» **EXERCISE TASK**
The records below must be retyped exactly.

» **SUPPLIED RECORDS**
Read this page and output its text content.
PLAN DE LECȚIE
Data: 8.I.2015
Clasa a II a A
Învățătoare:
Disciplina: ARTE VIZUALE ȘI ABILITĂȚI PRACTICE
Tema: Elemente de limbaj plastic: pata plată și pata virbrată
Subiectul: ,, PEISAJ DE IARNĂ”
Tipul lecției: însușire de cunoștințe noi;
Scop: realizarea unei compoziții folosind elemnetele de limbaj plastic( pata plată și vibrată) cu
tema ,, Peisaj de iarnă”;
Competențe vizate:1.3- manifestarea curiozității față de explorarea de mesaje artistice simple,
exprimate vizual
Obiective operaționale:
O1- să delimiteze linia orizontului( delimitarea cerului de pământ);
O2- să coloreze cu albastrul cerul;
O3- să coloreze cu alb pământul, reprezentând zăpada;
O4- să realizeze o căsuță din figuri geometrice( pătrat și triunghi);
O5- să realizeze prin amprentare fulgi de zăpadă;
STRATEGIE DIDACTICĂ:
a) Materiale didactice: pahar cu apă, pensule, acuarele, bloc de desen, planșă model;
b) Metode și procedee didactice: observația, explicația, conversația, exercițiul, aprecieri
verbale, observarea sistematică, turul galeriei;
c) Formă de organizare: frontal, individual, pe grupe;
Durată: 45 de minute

» **EXERCISE RESULT**
Read this page and output its text content.
PLAN DE LECȚIE
Data: 8.I.2015
Clasa a II a A
Învățătoare:
Disciplina: ARTE VIZUALE ȘI ABILITĂȚI PRACTICE
Tema: Elemente de limbaj plastic: pata plată și pata virbrată
Subiectul: ,, PEISAJ DE IARNĂ”
Tipul lecției: însușire de cunoștințe noi;
Scop: realizarea unei compoziții folosind elemnetele de limbaj plastic( pata plată și vibrată) cu
tema ,, Peisaj de iarnă”;
Competențe vizate:1.3- manifestarea curiozității față de explorarea de mesaje artistice simple,
exprimate vizual
Obiective operaționale:
O1- să delimiteze linia orizontului( delimitarea cerului de pământ);
O2- să coloreze cu albastrul cerul;
O3- să coloreze cu alb pământul, reprezentând zăpada;
O4- să realizeze o căsuță din figuri geometrice( pătrat și triunghi);
O5- să realizeze prin amprentare fulgi de zăpadă;
STRATEGIE DIDACTICĂ:
a) Materiale didactice: pahar cu apă, pensule, acuarele, bloc de desen, planșă model;
b) Metode și procedee didactice: observația, explicația, conversația, exercițiul, aprecieri
verbale, observarea sistematică, turul galeriei;
c) Formă de organizare: frontal, individual, pe grupe;
Durată: 45 de minute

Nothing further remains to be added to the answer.